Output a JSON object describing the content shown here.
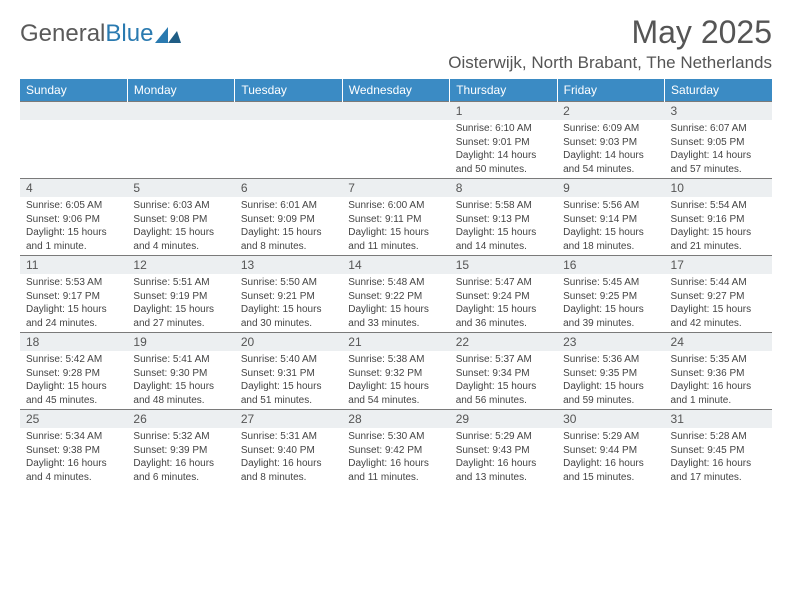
{
  "brand": {
    "name_left": "General",
    "name_right": "Blue"
  },
  "title": "May 2025",
  "location": "Oisterwijk, North Brabant, The Netherlands",
  "colors": {
    "header_bg": "#3b8bc4",
    "header_text": "#ffffff",
    "daynum_bg": "#eceff1",
    "border": "#7a7a7a",
    "text": "#444444",
    "title": "#555555"
  },
  "day_headers": [
    "Sunday",
    "Monday",
    "Tuesday",
    "Wednesday",
    "Thursday",
    "Friday",
    "Saturday"
  ],
  "weeks": [
    [
      null,
      null,
      null,
      null,
      {
        "n": "1",
        "sr": "6:10 AM",
        "ss": "9:01 PM",
        "dl": "14 hours and 50 minutes."
      },
      {
        "n": "2",
        "sr": "6:09 AM",
        "ss": "9:03 PM",
        "dl": "14 hours and 54 minutes."
      },
      {
        "n": "3",
        "sr": "6:07 AM",
        "ss": "9:05 PM",
        "dl": "14 hours and 57 minutes."
      }
    ],
    [
      {
        "n": "4",
        "sr": "6:05 AM",
        "ss": "9:06 PM",
        "dl": "15 hours and 1 minute."
      },
      {
        "n": "5",
        "sr": "6:03 AM",
        "ss": "9:08 PM",
        "dl": "15 hours and 4 minutes."
      },
      {
        "n": "6",
        "sr": "6:01 AM",
        "ss": "9:09 PM",
        "dl": "15 hours and 8 minutes."
      },
      {
        "n": "7",
        "sr": "6:00 AM",
        "ss": "9:11 PM",
        "dl": "15 hours and 11 minutes."
      },
      {
        "n": "8",
        "sr": "5:58 AM",
        "ss": "9:13 PM",
        "dl": "15 hours and 14 minutes."
      },
      {
        "n": "9",
        "sr": "5:56 AM",
        "ss": "9:14 PM",
        "dl": "15 hours and 18 minutes."
      },
      {
        "n": "10",
        "sr": "5:54 AM",
        "ss": "9:16 PM",
        "dl": "15 hours and 21 minutes."
      }
    ],
    [
      {
        "n": "11",
        "sr": "5:53 AM",
        "ss": "9:17 PM",
        "dl": "15 hours and 24 minutes."
      },
      {
        "n": "12",
        "sr": "5:51 AM",
        "ss": "9:19 PM",
        "dl": "15 hours and 27 minutes."
      },
      {
        "n": "13",
        "sr": "5:50 AM",
        "ss": "9:21 PM",
        "dl": "15 hours and 30 minutes."
      },
      {
        "n": "14",
        "sr": "5:48 AM",
        "ss": "9:22 PM",
        "dl": "15 hours and 33 minutes."
      },
      {
        "n": "15",
        "sr": "5:47 AM",
        "ss": "9:24 PM",
        "dl": "15 hours and 36 minutes."
      },
      {
        "n": "16",
        "sr": "5:45 AM",
        "ss": "9:25 PM",
        "dl": "15 hours and 39 minutes."
      },
      {
        "n": "17",
        "sr": "5:44 AM",
        "ss": "9:27 PM",
        "dl": "15 hours and 42 minutes."
      }
    ],
    [
      {
        "n": "18",
        "sr": "5:42 AM",
        "ss": "9:28 PM",
        "dl": "15 hours and 45 minutes."
      },
      {
        "n": "19",
        "sr": "5:41 AM",
        "ss": "9:30 PM",
        "dl": "15 hours and 48 minutes."
      },
      {
        "n": "20",
        "sr": "5:40 AM",
        "ss": "9:31 PM",
        "dl": "15 hours and 51 minutes."
      },
      {
        "n": "21",
        "sr": "5:38 AM",
        "ss": "9:32 PM",
        "dl": "15 hours and 54 minutes."
      },
      {
        "n": "22",
        "sr": "5:37 AM",
        "ss": "9:34 PM",
        "dl": "15 hours and 56 minutes."
      },
      {
        "n": "23",
        "sr": "5:36 AM",
        "ss": "9:35 PM",
        "dl": "15 hours and 59 minutes."
      },
      {
        "n": "24",
        "sr": "5:35 AM",
        "ss": "9:36 PM",
        "dl": "16 hours and 1 minute."
      }
    ],
    [
      {
        "n": "25",
        "sr": "5:34 AM",
        "ss": "9:38 PM",
        "dl": "16 hours and 4 minutes."
      },
      {
        "n": "26",
        "sr": "5:32 AM",
        "ss": "9:39 PM",
        "dl": "16 hours and 6 minutes."
      },
      {
        "n": "27",
        "sr": "5:31 AM",
        "ss": "9:40 PM",
        "dl": "16 hours and 8 minutes."
      },
      {
        "n": "28",
        "sr": "5:30 AM",
        "ss": "9:42 PM",
        "dl": "16 hours and 11 minutes."
      },
      {
        "n": "29",
        "sr": "5:29 AM",
        "ss": "9:43 PM",
        "dl": "16 hours and 13 minutes."
      },
      {
        "n": "30",
        "sr": "5:29 AM",
        "ss": "9:44 PM",
        "dl": "16 hours and 15 minutes."
      },
      {
        "n": "31",
        "sr": "5:28 AM",
        "ss": "9:45 PM",
        "dl": "16 hours and 17 minutes."
      }
    ]
  ],
  "labels": {
    "sunrise": "Sunrise:",
    "sunset": "Sunset:",
    "daylight": "Daylight:"
  }
}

______

Write out the whole listing again, exactly, with no pictures.

Output a JSON object describing the content shown here.
{
  "brand": {
    "name_left": "General",
    "name_right": "Blue"
  },
  "title": "May 2025",
  "location": "Oisterwijk, North Brabant, The Netherlands",
  "colors": {
    "header_bg": "#3b8bc4",
    "header_text": "#ffffff",
    "daynum_bg": "#eceff1",
    "border": "#7a7a7a",
    "text": "#444444",
    "title": "#555555"
  },
  "day_headers": [
    "Sunday",
    "Monday",
    "Tuesday",
    "Wednesday",
    "Thursday",
    "Friday",
    "Saturday"
  ],
  "weeks": [
    [
      null,
      null,
      null,
      null,
      {
        "n": "1",
        "sr": "6:10 AM",
        "ss": "9:01 PM",
        "dl": "14 hours and 50 minutes."
      },
      {
        "n": "2",
        "sr": "6:09 AM",
        "ss": "9:03 PM",
        "dl": "14 hours and 54 minutes."
      },
      {
        "n": "3",
        "sr": "6:07 AM",
        "ss": "9:05 PM",
        "dl": "14 hours and 57 minutes."
      }
    ],
    [
      {
        "n": "4",
        "sr": "6:05 AM",
        "ss": "9:06 PM",
        "dl": "15 hours and 1 minute."
      },
      {
        "n": "5",
        "sr": "6:03 AM",
        "ss": "9:08 PM",
        "dl": "15 hours and 4 minutes."
      },
      {
        "n": "6",
        "sr": "6:01 AM",
        "ss": "9:09 PM",
        "dl": "15 hours and 8 minutes."
      },
      {
        "n": "7",
        "sr": "6:00 AM",
        "ss": "9:11 PM",
        "dl": "15 hours and 11 minutes."
      },
      {
        "n": "8",
        "sr": "5:58 AM",
        "ss": "9:13 PM",
        "dl": "15 hours and 14 minutes."
      },
      {
        "n": "9",
        "sr": "5:56 AM",
        "ss": "9:14 PM",
        "dl": "15 hours and 18 minutes."
      },
      {
        "n": "10",
        "sr": "5:54 AM",
        "ss": "9:16 PM",
        "dl": "15 hours and 21 minutes."
      }
    ],
    [
      {
        "n": "11",
        "sr": "5:53 AM",
        "ss": "9:17 PM",
        "dl": "15 hours and 24 minutes."
      },
      {
        "n": "12",
        "sr": "5:51 AM",
        "ss": "9:19 PM",
        "dl": "15 hours and 27 minutes."
      },
      {
        "n": "13",
        "sr": "5:50 AM",
        "ss": "9:21 PM",
        "dl": "15 hours and 30 minutes."
      },
      {
        "n": "14",
        "sr": "5:48 AM",
        "ss": "9:22 PM",
        "dl": "15 hours and 33 minutes."
      },
      {
        "n": "15",
        "sr": "5:47 AM",
        "ss": "9:24 PM",
        "dl": "15 hours and 36 minutes."
      },
      {
        "n": "16",
        "sr": "5:45 AM",
        "ss": "9:25 PM",
        "dl": "15 hours and 39 minutes."
      },
      {
        "n": "17",
        "sr": "5:44 AM",
        "ss": "9:27 PM",
        "dl": "15 hours and 42 minutes."
      }
    ],
    [
      {
        "n": "18",
        "sr": "5:42 AM",
        "ss": "9:28 PM",
        "dl": "15 hours and 45 minutes."
      },
      {
        "n": "19",
        "sr": "5:41 AM",
        "ss": "9:30 PM",
        "dl": "15 hours and 48 minutes."
      },
      {
        "n": "20",
        "sr": "5:40 AM",
        "ss": "9:31 PM",
        "dl": "15 hours and 51 minutes."
      },
      {
        "n": "21",
        "sr": "5:38 AM",
        "ss": "9:32 PM",
        "dl": "15 hours and 54 minutes."
      },
      {
        "n": "22",
        "sr": "5:37 AM",
        "ss": "9:34 PM",
        "dl": "15 hours and 56 minutes."
      },
      {
        "n": "23",
        "sr": "5:36 AM",
        "ss": "9:35 PM",
        "dl": "15 hours and 59 minutes."
      },
      {
        "n": "24",
        "sr": "5:35 AM",
        "ss": "9:36 PM",
        "dl": "16 hours and 1 minute."
      }
    ],
    [
      {
        "n": "25",
        "sr": "5:34 AM",
        "ss": "9:38 PM",
        "dl": "16 hours and 4 minutes."
      },
      {
        "n": "26",
        "sr": "5:32 AM",
        "ss": "9:39 PM",
        "dl": "16 hours and 6 minutes."
      },
      {
        "n": "27",
        "sr": "5:31 AM",
        "ss": "9:40 PM",
        "dl": "16 hours and 8 minutes."
      },
      {
        "n": "28",
        "sr": "5:30 AM",
        "ss": "9:42 PM",
        "dl": "16 hours and 11 minutes."
      },
      {
        "n": "29",
        "sr": "5:29 AM",
        "ss": "9:43 PM",
        "dl": "16 hours and 13 minutes."
      },
      {
        "n": "30",
        "sr": "5:29 AM",
        "ss": "9:44 PM",
        "dl": "16 hours and 15 minutes."
      },
      {
        "n": "31",
        "sr": "5:28 AM",
        "ss": "9:45 PM",
        "dl": "16 hours and 17 minutes."
      }
    ]
  ],
  "labels": {
    "sunrise": "Sunrise:",
    "sunset": "Sunset:",
    "daylight": "Daylight:"
  }
}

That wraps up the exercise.